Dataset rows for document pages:
= = = =

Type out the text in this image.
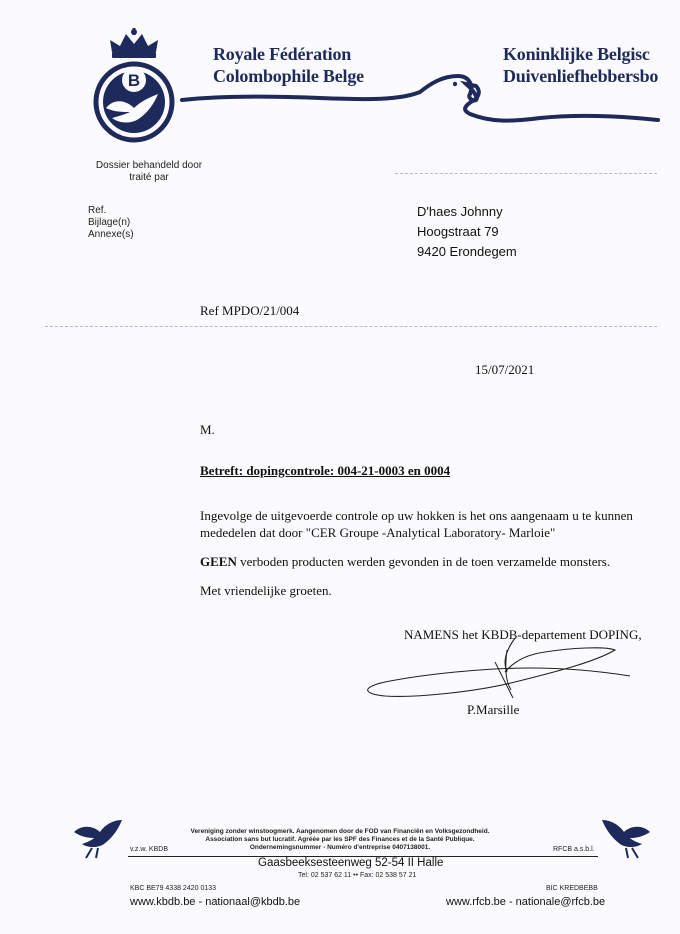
B
Royale Fédération
Colombophile Belge
Koninklijke Belgisc
Duivenliefhebbersbo
Dossier behandeld door
traité par
Ref.
Bijlage(n)
Annexe(s)
D'haes Johnny
Hoogstraat 79
9420 Erondegem
Ref MPDO/21/004
15/07/2021
M.
Betreft: dopingcontrole: 004-21-0003 en 0004
Ingevolge de uitgevoerde controle op uw hokken is het ons aangenaam u te kunnen
mededelen dat door "CER Groupe -Analytical Laboratory- Marloie"
GEEN verboden producten werden gevonden in de toen verzamelde monsters.
Met vriendelijke groeten.
NAMENS het KBDB-departement DOPING,
P.Marsille
Vereniging zonder winstoogmerk. Aangenomen door de FOD van Financiën en Volksgezondheid.
Association sans but lucratif. Agréée par les SPF des Finances et de la Santé Publique.
Ondernemingsnummer - Numéro d'entreprise 0407138001.
v.z.w. KBDB	RFCB a.s.b.l.
Gaasbeeksesteenweg 52-54 II Halle
Tel: 02 537 62 11 •• Fax: 02 538 57 21
KBC BE79 4338 2420 0133	BIC KREDBEBB
www.kbdb.be - nationaal@kbdb.be	www.rfcb.be - nationale@rfcb.be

= = = =

◆ Directions ◆
Omit the pictures and copy the records above exactly.

◆ Exercise response ◆
Type out the text in this image.
B
Royale Fédération
Colombophile Belge
Koninklijke Belgisc
Duivenliefhebbersbo
Dossier behandeld door
traité par
Ref.
Bijlage(n)
Annexe(s)
D'haes Johnny
Hoogstraat 79
9420 Erondegem
Ref MPDO/21/004
15/07/2021
M.
Betreft: dopingcontrole: 004-21-0003 en 0004
Ingevolge de uitgevoerde controle op uw hokken is het ons aangenaam u te kunnen
mededelen dat door "CER Groupe -Analytical Laboratory- Marloie"
GEEN verboden producten werden gevonden in de toen verzamelde monsters.
Met vriendelijke groeten.
NAMENS het KBDB-departement DOPING,
P.Marsille
Vereniging zonder winstoogmerk. Aangenomen door de FOD van Financiën en Volksgezondheid.
Association sans but lucratif. Agréée par les SPF des Finances et de la Santé Publique.
Ondernemingsnummer - Numéro d'entreprise 0407138001.
v.z.w. KBDB	RFCB a.s.b.l.
Gaasbeeksesteenweg 52-54 II Halle
Tel: 02 537 62 11 •• Fax: 02 538 57 21
KBC BE79 4338 2420 0133	BIC KREDBEBB
www.kbdb.be - nationaal@kbdb.be	www.rfcb.be - nationale@rfcb.be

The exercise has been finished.